Image layout annotations:
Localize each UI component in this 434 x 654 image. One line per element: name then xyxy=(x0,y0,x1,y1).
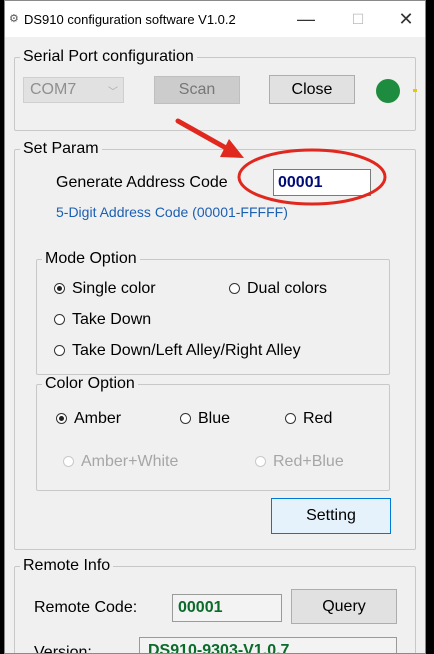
radio-unselected-icon xyxy=(285,413,296,424)
radio-selected-icon xyxy=(56,413,67,424)
radio-label: Red+Blue xyxy=(273,453,344,470)
color-option-legend: Color Option xyxy=(45,375,135,392)
remote-info-legend: Remote Info xyxy=(23,557,111,574)
window-title: DS910 configuration software V1.0.2 xyxy=(24,12,236,27)
radio-label: Red xyxy=(303,410,333,427)
radio-label: Take Down xyxy=(72,311,152,328)
app-window: ⚙ DS910 configuration software V1.0.2 — … xyxy=(4,0,426,654)
maximize-button[interactable]: ☐ xyxy=(343,5,373,33)
connection-status-indicator xyxy=(376,79,400,103)
version-label: Version: xyxy=(34,644,92,654)
remote-code-field: 00001 xyxy=(172,594,282,622)
title-bar[interactable]: ⚙ DS910 configuration software V1.0.2 — … xyxy=(5,1,425,37)
query-button[interactable]: Query xyxy=(291,589,397,624)
status-mark xyxy=(413,89,417,92)
radio-label: Amber+White xyxy=(81,453,179,470)
radio-unselected-icon xyxy=(54,314,65,325)
com-port-value: COM7 xyxy=(30,81,77,98)
chevron-down-icon: ﹀ xyxy=(108,87,118,98)
radio-selected-icon xyxy=(54,283,65,294)
radio-disabled-icon xyxy=(255,456,266,467)
radio-disabled-icon xyxy=(63,456,74,467)
minimize-button[interactable]: — xyxy=(291,5,321,33)
version-field: DS910-9303-V1.0.7 xyxy=(139,637,397,653)
remote-code-label: Remote Code: xyxy=(34,599,138,616)
app-icon: ⚙ xyxy=(9,13,19,25)
color-option-group: Color Option xyxy=(36,375,390,491)
setting-button[interactable]: Setting xyxy=(271,498,391,534)
address-code-label: Generate Address Code xyxy=(56,174,228,191)
address-code-hint: 5-Digit Address Code (00001-FFFFF) xyxy=(56,204,288,220)
set-param-legend: Set Param xyxy=(23,140,99,157)
mode-option-legend: Mode Option xyxy=(45,250,137,267)
radio-label: Single color xyxy=(72,280,156,297)
radio-unselected-icon xyxy=(180,413,191,424)
radio-unselected-icon xyxy=(54,345,65,356)
address-code-input[interactable]: 00001 xyxy=(273,169,371,196)
radio-label: Take Down/Left Alley/Right Alley xyxy=(72,342,301,359)
serial-port-legend: Serial Port configuration xyxy=(23,48,194,65)
radio-label: Amber xyxy=(74,410,122,427)
port-close-button[interactable]: Close xyxy=(269,75,355,104)
radio-unselected-icon xyxy=(229,283,240,294)
com-port-select[interactable]: COM7 ﹀ xyxy=(23,77,124,103)
radio-label: Dual colors xyxy=(247,280,328,297)
radio-label: Blue xyxy=(198,410,231,427)
close-window-button[interactable]: ✕ xyxy=(391,5,421,33)
scan-button[interactable]: Scan xyxy=(154,76,240,104)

→ EXERCISE OBJECTIVE: Rewrite the listing above, changing every "radio-label" to "option-label" and keeping everything else the same. Leave out the picture.

→ OUTPUT OF THE EXERCISE:
Localize each UI component in this 434 x 654 image. One line per element: name then xyxy=(x0,y0,x1,y1).
radio-unselected-icon xyxy=(285,413,296,424)
radio-selected-icon xyxy=(56,413,67,424)
option-label: Red+Blue xyxy=(273,453,344,470)
color-option-legend: Color Option xyxy=(45,375,135,392)
remote-info-legend: Remote Info xyxy=(23,557,111,574)
window-title: DS910 configuration software V1.0.2 xyxy=(24,12,236,27)
option-label: Red xyxy=(303,410,333,427)
option-label: Take Down xyxy=(72,311,152,328)
app-window: ⚙ DS910 configuration software V1.0.2 — … xyxy=(4,0,426,654)
maximize-button[interactable]: ☐ xyxy=(343,5,373,33)
connection-status-indicator xyxy=(376,79,400,103)
version-label: Version: xyxy=(34,644,92,654)
remote-code-field: 00001 xyxy=(172,594,282,622)
title-bar[interactable]: ⚙ DS910 configuration software V1.0.2 — … xyxy=(5,1,425,37)
query-button[interactable]: Query xyxy=(291,589,397,624)
status-mark xyxy=(413,89,417,92)
option-label: Amber+White xyxy=(81,453,179,470)
radio-unselected-icon xyxy=(54,314,65,325)
com-port-value: COM7 xyxy=(30,81,77,98)
chevron-down-icon: ﹀ xyxy=(108,87,118,98)
radio-selected-icon xyxy=(54,283,65,294)
radio-disabled-icon xyxy=(255,456,266,467)
radio-disabled-icon xyxy=(63,456,74,467)
minimize-button[interactable]: — xyxy=(291,5,321,33)
version-field: DS910-9303-V1.0.7 xyxy=(139,637,397,653)
remote-code-label: Remote Code: xyxy=(34,599,138,616)
app-icon: ⚙ xyxy=(9,13,19,25)
color-option-group: Color Option xyxy=(36,375,390,491)
setting-button[interactable]: Setting xyxy=(271,498,391,534)
address-code-label: Generate Address Code xyxy=(56,174,228,191)
address-code-hint: 5-Digit Address Code (00001-FFFFF) xyxy=(56,204,288,220)
set-param-legend: Set Param xyxy=(23,140,99,157)
mode-option-legend: Mode Option xyxy=(45,250,137,267)
option-label: Single color xyxy=(72,280,156,297)
radio-unselected-icon xyxy=(180,413,191,424)
radio-unselected-icon xyxy=(54,345,65,356)
address-code-input[interactable]: 00001 xyxy=(273,169,371,196)
option-label: Take Down/Left Alley/Right Alley xyxy=(72,342,301,359)
serial-port-legend: Serial Port configuration xyxy=(23,48,194,65)
option-label: Amber xyxy=(74,410,122,427)
port-close-button[interactable]: Close xyxy=(269,75,355,104)
radio-unselected-icon xyxy=(229,283,240,294)
com-port-select[interactable]: COM7 ﹀ xyxy=(23,77,124,103)
option-label: Dual colors xyxy=(247,280,328,297)
option-label: Blue xyxy=(198,410,231,427)
close-window-button[interactable]: ✕ xyxy=(391,5,421,33)
scan-button[interactable]: Scan xyxy=(154,76,240,104)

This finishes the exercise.